# Stated goal
Return the data exactly, with all pictures removed.

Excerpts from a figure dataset
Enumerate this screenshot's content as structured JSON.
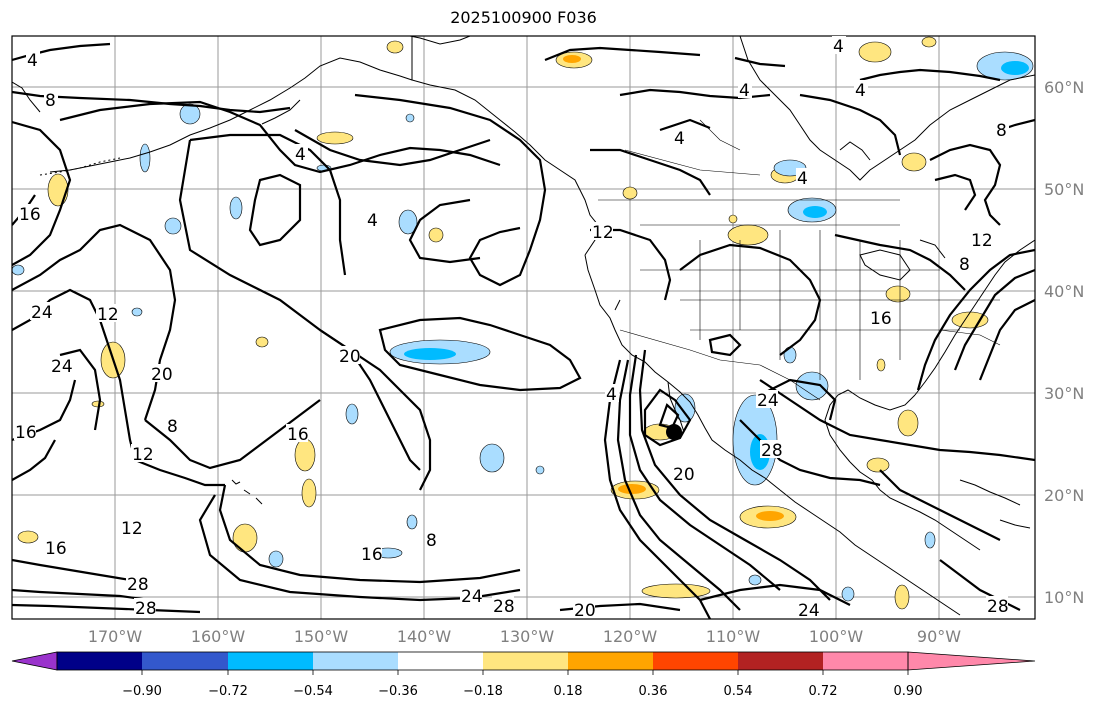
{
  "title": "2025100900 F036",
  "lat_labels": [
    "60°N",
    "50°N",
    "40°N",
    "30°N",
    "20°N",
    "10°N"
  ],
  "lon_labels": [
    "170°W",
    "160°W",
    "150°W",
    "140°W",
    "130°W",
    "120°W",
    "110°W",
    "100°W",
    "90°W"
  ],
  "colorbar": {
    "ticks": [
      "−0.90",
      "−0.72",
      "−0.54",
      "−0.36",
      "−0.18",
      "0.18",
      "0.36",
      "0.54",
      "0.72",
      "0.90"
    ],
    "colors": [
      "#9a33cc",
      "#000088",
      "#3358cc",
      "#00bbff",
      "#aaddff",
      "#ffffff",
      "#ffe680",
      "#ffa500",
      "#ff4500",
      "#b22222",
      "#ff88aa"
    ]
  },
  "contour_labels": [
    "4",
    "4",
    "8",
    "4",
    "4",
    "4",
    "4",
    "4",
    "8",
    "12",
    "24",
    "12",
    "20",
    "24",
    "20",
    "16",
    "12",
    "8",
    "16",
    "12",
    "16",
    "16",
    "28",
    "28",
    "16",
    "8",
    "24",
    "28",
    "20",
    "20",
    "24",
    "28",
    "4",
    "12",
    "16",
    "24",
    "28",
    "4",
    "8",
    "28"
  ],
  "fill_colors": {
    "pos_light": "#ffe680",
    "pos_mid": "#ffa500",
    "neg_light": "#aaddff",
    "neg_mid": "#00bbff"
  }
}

# Answer to the task
Enumerate this screenshot's content as structured JSON.
{
  "title": "2025100900 F036",
  "lat_labels": [
    "60°N",
    "50°N",
    "40°N",
    "30°N",
    "20°N",
    "10°N"
  ],
  "lon_labels": [
    "170°W",
    "160°W",
    "150°W",
    "140°W",
    "130°W",
    "120°W",
    "110°W",
    "100°W",
    "90°W"
  ],
  "colorbar": {
    "ticks": [
      "−0.90",
      "−0.72",
      "−0.54",
      "−0.36",
      "−0.18",
      "0.18",
      "0.36",
      "0.54",
      "0.72",
      "0.90"
    ],
    "colors": [
      "#9a33cc",
      "#000088",
      "#3358cc",
      "#00bbff",
      "#aaddff",
      "#ffffff",
      "#ffe680",
      "#ffa500",
      "#ff4500",
      "#b22222",
      "#ff88aa"
    ]
  },
  "contour_labels": [
    "4",
    "4",
    "8",
    "4",
    "4",
    "4",
    "4",
    "4",
    "8",
    "12",
    "24",
    "12",
    "20",
    "24",
    "20",
    "16",
    "12",
    "8",
    "16",
    "12",
    "16",
    "16",
    "28",
    "28",
    "16",
    "8",
    "24",
    "28",
    "20",
    "20",
    "24",
    "28",
    "4",
    "12",
    "16",
    "24",
    "28",
    "4",
    "8",
    "28"
  ],
  "fill_colors": {
    "pos_light": "#ffe680",
    "pos_mid": "#ffa500",
    "neg_light": "#aaddff",
    "neg_mid": "#00bbff"
  }
}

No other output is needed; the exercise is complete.